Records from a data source
──────────

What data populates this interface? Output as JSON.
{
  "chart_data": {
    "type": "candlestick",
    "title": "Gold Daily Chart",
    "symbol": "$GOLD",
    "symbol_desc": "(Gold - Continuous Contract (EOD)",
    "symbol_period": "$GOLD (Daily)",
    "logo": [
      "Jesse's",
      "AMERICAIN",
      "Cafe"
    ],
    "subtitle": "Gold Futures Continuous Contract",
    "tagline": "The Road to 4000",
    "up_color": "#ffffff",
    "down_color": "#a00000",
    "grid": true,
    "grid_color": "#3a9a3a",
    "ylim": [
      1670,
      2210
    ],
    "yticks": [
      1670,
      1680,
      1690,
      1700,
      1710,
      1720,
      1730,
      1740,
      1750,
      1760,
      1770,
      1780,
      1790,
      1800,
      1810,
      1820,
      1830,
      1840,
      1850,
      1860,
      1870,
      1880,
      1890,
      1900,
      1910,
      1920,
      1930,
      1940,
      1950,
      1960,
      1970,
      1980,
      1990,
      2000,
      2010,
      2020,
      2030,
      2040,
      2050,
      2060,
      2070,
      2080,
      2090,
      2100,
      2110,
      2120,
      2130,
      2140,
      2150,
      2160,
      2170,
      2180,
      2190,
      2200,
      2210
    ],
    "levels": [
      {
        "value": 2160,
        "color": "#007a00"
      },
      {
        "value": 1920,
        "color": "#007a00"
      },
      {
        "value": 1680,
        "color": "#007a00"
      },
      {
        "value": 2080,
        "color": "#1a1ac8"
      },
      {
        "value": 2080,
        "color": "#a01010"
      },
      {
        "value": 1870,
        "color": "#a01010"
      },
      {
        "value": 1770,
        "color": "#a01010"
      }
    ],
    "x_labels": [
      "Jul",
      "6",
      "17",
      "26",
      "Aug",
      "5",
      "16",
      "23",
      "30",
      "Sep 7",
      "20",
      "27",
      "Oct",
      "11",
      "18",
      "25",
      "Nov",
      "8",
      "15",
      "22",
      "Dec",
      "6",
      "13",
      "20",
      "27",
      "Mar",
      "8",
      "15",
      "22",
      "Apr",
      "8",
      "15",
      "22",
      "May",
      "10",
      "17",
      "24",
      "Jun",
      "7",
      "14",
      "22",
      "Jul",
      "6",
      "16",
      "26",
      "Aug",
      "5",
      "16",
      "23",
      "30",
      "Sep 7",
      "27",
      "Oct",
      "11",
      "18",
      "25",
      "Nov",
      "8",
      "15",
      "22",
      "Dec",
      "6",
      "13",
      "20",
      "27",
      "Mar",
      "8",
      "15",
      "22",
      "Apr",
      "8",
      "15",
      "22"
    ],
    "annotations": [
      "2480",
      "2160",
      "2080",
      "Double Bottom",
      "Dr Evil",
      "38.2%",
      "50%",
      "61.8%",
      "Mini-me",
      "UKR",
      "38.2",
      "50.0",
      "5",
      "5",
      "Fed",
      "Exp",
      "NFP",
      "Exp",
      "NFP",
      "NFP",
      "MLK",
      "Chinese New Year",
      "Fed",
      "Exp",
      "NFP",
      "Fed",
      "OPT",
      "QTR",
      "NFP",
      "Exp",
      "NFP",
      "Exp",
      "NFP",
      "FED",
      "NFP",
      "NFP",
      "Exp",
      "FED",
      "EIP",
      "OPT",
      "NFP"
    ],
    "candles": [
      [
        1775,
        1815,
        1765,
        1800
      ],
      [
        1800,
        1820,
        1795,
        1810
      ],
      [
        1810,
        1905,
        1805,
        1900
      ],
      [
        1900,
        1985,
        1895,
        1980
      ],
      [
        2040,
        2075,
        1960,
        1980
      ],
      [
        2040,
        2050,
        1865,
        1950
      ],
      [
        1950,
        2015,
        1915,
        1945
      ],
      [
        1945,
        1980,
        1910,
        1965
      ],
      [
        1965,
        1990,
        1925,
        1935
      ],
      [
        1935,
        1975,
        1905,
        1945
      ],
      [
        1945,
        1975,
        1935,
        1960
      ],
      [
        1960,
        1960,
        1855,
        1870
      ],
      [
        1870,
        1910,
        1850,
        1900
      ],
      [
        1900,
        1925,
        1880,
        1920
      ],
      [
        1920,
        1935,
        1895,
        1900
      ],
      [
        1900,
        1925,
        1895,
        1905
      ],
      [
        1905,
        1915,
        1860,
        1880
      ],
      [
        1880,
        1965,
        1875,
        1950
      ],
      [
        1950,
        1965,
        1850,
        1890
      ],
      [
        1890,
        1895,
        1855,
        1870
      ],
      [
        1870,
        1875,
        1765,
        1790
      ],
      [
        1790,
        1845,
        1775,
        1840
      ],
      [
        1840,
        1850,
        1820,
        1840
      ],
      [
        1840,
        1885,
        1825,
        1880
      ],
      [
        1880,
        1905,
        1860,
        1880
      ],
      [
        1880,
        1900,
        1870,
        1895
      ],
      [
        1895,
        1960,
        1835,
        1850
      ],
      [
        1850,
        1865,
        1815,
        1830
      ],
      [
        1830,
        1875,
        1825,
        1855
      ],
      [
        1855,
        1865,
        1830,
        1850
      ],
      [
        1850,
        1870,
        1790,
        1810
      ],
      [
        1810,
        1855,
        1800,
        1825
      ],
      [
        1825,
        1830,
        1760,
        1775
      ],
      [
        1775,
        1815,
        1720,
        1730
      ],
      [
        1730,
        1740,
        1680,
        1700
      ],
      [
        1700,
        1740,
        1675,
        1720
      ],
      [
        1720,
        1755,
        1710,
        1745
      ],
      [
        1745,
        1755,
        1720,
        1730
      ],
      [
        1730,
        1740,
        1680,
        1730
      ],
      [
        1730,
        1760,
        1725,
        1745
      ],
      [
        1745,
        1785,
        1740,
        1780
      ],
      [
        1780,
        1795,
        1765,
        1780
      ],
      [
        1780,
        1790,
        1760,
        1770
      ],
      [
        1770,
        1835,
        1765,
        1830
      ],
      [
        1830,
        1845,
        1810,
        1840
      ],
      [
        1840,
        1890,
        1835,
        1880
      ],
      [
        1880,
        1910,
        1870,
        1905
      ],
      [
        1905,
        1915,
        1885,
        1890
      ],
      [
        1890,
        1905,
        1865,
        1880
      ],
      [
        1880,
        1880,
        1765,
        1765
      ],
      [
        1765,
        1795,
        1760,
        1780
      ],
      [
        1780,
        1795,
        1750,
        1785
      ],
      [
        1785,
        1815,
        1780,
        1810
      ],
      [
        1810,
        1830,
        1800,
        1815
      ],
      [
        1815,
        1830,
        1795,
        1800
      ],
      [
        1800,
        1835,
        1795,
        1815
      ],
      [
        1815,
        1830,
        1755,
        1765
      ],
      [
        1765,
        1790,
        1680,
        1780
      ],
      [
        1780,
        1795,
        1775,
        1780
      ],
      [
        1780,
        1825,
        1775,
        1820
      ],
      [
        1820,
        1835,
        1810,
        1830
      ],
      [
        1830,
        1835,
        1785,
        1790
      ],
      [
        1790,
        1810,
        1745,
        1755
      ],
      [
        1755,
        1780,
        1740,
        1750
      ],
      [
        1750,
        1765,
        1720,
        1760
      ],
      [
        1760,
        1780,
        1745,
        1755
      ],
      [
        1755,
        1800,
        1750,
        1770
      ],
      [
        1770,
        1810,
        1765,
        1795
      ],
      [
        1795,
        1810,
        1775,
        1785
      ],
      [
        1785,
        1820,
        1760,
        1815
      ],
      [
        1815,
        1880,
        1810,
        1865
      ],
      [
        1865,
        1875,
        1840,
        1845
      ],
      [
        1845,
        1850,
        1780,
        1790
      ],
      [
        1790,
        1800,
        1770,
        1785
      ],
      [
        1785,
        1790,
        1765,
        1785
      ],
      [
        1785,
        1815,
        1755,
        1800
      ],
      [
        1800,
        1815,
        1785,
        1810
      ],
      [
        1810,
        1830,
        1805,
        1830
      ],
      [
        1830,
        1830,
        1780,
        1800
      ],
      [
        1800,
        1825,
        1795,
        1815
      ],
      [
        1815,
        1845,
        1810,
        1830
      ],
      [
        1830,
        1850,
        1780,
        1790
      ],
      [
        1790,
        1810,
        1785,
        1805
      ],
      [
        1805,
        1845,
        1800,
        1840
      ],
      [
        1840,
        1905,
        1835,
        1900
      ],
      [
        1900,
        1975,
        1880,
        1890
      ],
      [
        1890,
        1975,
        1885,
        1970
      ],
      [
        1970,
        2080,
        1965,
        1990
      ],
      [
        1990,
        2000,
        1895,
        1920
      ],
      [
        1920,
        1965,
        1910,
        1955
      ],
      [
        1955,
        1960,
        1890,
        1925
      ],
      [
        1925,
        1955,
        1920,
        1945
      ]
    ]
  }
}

──────────

STATED EXERCISE
Give the number of lines that hold the word "value" in these records, with nothing added.

TASK ANSWER
7